§ EXERCISE: Give the number of lines below that contain the word "voltage", and nothing else.

-- start --

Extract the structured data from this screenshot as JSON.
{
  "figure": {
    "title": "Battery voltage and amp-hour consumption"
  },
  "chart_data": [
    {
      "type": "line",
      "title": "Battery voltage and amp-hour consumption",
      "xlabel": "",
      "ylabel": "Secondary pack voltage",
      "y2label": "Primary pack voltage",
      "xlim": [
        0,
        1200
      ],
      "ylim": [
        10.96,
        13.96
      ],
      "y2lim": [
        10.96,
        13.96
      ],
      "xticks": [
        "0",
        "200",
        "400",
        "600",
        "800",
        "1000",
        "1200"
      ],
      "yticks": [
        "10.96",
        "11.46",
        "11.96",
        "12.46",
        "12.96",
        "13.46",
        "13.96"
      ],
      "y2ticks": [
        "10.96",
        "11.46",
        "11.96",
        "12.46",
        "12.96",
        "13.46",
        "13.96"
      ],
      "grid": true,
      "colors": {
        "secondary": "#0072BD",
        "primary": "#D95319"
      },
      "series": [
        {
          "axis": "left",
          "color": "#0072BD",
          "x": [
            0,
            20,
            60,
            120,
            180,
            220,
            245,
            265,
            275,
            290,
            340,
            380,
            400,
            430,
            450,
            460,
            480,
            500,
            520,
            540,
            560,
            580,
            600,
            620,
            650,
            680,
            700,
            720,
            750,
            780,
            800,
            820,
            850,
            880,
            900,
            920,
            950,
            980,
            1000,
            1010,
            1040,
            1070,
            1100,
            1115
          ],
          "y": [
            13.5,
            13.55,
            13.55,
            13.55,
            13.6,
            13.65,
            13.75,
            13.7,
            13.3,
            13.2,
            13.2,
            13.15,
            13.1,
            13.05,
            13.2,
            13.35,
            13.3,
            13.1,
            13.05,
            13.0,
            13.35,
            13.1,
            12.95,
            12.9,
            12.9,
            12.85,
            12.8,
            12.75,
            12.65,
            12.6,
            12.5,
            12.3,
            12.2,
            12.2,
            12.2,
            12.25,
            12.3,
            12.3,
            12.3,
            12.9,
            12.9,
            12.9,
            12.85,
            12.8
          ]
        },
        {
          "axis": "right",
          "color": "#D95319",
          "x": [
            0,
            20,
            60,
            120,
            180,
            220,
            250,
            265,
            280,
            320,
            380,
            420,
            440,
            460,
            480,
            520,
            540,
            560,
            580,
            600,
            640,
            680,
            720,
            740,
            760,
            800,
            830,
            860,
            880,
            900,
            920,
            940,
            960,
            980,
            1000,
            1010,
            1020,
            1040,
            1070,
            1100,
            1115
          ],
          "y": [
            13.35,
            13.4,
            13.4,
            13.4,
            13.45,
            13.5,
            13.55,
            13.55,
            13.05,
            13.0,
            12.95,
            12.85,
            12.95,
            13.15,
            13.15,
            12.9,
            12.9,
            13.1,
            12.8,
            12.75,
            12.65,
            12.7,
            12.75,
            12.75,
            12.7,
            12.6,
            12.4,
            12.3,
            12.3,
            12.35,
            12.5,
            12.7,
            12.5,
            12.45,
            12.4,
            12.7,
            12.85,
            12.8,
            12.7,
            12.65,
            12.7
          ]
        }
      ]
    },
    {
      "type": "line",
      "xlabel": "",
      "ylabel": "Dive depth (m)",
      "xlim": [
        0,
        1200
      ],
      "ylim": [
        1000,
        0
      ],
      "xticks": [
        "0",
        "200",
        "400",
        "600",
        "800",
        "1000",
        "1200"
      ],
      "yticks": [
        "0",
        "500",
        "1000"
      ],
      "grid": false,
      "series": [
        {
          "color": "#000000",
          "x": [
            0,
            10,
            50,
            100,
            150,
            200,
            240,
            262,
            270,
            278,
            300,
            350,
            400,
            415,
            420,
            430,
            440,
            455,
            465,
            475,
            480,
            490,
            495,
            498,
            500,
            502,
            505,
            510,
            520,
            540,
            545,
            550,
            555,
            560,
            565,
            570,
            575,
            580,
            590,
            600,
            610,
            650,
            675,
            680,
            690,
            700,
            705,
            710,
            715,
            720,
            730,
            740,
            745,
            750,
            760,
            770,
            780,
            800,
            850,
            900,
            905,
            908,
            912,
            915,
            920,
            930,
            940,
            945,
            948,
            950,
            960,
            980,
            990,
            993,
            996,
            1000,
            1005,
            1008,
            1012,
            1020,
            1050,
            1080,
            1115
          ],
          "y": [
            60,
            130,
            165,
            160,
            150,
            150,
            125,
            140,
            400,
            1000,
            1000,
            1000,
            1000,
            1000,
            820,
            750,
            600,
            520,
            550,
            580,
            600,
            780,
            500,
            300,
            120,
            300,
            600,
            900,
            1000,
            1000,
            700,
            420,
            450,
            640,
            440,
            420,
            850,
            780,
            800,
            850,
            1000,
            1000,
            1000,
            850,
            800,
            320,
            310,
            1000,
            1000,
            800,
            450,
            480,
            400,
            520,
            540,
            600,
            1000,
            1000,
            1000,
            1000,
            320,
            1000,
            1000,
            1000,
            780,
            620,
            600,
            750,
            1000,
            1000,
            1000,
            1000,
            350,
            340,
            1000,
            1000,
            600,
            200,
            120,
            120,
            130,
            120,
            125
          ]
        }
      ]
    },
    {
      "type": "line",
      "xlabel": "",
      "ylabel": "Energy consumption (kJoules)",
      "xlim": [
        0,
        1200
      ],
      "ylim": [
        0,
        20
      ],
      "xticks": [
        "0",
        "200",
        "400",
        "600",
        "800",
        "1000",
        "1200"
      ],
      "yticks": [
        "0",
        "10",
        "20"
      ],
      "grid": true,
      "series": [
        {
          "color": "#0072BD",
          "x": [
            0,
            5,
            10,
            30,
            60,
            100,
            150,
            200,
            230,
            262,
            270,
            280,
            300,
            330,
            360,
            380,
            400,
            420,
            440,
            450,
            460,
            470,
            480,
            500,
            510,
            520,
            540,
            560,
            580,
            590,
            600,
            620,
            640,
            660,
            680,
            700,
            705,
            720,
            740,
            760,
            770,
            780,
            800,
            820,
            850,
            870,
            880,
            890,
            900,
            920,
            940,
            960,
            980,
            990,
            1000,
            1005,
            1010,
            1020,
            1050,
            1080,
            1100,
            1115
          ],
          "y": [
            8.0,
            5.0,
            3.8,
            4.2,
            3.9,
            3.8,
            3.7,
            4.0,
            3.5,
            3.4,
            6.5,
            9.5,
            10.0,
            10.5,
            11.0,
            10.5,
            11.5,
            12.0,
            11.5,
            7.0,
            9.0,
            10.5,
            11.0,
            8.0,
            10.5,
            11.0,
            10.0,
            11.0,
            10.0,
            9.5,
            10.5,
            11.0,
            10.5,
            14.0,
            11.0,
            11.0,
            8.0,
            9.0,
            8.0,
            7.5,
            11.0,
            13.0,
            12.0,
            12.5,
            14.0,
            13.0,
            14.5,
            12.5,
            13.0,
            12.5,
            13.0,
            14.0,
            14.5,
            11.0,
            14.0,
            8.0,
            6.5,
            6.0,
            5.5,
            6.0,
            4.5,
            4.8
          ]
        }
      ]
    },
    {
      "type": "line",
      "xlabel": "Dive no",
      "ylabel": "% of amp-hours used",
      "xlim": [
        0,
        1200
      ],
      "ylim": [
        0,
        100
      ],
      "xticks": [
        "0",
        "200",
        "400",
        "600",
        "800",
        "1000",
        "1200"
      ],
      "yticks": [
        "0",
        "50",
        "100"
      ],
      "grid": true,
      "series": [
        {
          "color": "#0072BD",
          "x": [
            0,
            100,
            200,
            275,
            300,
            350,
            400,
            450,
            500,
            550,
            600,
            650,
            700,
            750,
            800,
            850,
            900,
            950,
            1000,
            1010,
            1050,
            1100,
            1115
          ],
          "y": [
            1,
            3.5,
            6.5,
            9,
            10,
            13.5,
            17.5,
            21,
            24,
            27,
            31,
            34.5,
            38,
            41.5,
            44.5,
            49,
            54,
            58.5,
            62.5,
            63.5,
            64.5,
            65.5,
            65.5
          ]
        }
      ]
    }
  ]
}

-- end --

§ EXERCISE RESPONSE: 4